** Exercise **
Print each line exactly as it is given.

** Records for this task **
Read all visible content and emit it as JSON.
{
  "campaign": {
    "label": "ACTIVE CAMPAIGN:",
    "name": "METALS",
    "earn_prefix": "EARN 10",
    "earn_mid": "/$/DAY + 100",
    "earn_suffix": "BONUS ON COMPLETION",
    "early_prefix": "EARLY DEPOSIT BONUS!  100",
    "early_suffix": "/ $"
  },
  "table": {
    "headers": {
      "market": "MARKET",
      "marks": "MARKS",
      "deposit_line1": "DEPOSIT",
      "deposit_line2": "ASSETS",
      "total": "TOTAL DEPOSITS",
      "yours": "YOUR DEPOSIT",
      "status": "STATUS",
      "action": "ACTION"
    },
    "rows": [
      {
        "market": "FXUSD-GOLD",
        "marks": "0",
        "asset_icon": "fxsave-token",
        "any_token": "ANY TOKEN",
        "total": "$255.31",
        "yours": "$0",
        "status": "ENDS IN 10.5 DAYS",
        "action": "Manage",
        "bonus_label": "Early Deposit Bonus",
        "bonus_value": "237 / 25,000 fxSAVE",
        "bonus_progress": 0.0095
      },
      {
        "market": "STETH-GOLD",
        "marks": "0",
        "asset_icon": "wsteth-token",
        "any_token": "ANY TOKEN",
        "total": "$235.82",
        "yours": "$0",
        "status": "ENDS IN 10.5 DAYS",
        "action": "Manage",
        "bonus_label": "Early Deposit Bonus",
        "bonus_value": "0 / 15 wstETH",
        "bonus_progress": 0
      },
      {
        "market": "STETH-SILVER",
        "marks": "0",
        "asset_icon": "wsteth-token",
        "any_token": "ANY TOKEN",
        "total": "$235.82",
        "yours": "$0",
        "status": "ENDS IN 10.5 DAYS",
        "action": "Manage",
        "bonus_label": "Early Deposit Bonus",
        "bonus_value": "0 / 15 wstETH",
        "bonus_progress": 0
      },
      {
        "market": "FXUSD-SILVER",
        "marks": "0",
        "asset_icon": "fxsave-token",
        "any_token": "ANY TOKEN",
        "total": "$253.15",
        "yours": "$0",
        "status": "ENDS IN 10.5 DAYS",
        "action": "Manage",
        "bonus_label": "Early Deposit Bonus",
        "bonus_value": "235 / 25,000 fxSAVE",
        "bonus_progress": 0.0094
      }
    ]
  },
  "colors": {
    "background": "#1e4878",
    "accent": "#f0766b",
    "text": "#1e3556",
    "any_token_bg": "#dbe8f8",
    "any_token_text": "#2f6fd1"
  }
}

** Output of the exercise **
Read all visible content and emit it as JSON.
{
  "campaign": {
    "label": "ACTIVE CAMPAIGN:",
    "name": "METALS",
    "earn_prefix": "EARN 10",
    "earn_mid": "/$/DAY + 100",
    "earn_suffix": "BONUS ON COMPLETION",
    "early_prefix": "EARLY DEPOSIT BONUS!  100",
    "early_suffix": "/ $"
  },
  "table": {
    "headers": {
      "market": "MARKET",
      "marks": "MARKS",
      "deposit_line1": "DEPOSIT",
      "deposit_line2": "ASSETS",
      "total": "TOTAL DEPOSITS",
      "yours": "YOUR DEPOSIT",
      "status": "STATUS",
      "action": "ACTION"
    },
    "rows": [
      {
        "market": "FXUSD-GOLD",
        "marks": "0",
        "asset_icon": "fxsave-token",
        "any_token": "ANY TOKEN",
        "total": "$255.31",
        "yours": "$0",
        "status": "ENDS IN 10.5 DAYS",
        "action": "Manage",
        "bonus_label": "Early Deposit Bonus",
        "bonus_value": "237 / 25,000 fxSAVE",
        "bonus_progress": 0.0095
      },
      {
        "market": "STETH-GOLD",
        "marks": "0",
        "asset_icon": "wsteth-token",
        "any_token": "ANY TOKEN",
        "total": "$235.82",
        "yours": "$0",
        "status": "ENDS IN 10.5 DAYS",
        "action": "Manage",
        "bonus_label": "Early Deposit Bonus",
        "bonus_value": "0 / 15 wstETH",
        "bonus_progress": 0
      },
      {
        "market": "STETH-SILVER",
        "marks": "0",
        "asset_icon": "wsteth-token",
        "any_token": "ANY TOKEN",
        "total": "$235.82",
        "yours": "$0",
        "status": "ENDS IN 10.5 DAYS",
        "action": "Manage",
        "bonus_label": "Early Deposit Bonus",
        "bonus_value": "0 / 15 wstETH",
        "bonus_progress": 0
      },
      {
        "market": "FXUSD-SILVER",
        "marks": "0",
        "asset_icon": "fxsave-token",
        "any_token": "ANY TOKEN",
        "total": "$253.15",
        "yours": "$0",
        "status": "ENDS IN 10.5 DAYS",
        "action": "Manage",
        "bonus_label": "Early Deposit Bonus",
        "bonus_value": "235 / 25,000 fxSAVE",
        "bonus_progress": 0.0094
      }
    ]
  },
  "colors": {
    "background": "#1e4878",
    "accent": "#f0766b",
    "text": "#1e3556",
    "any_token_bg": "#dbe8f8",
    "any_token_text": "#2f6fd1"
  }
}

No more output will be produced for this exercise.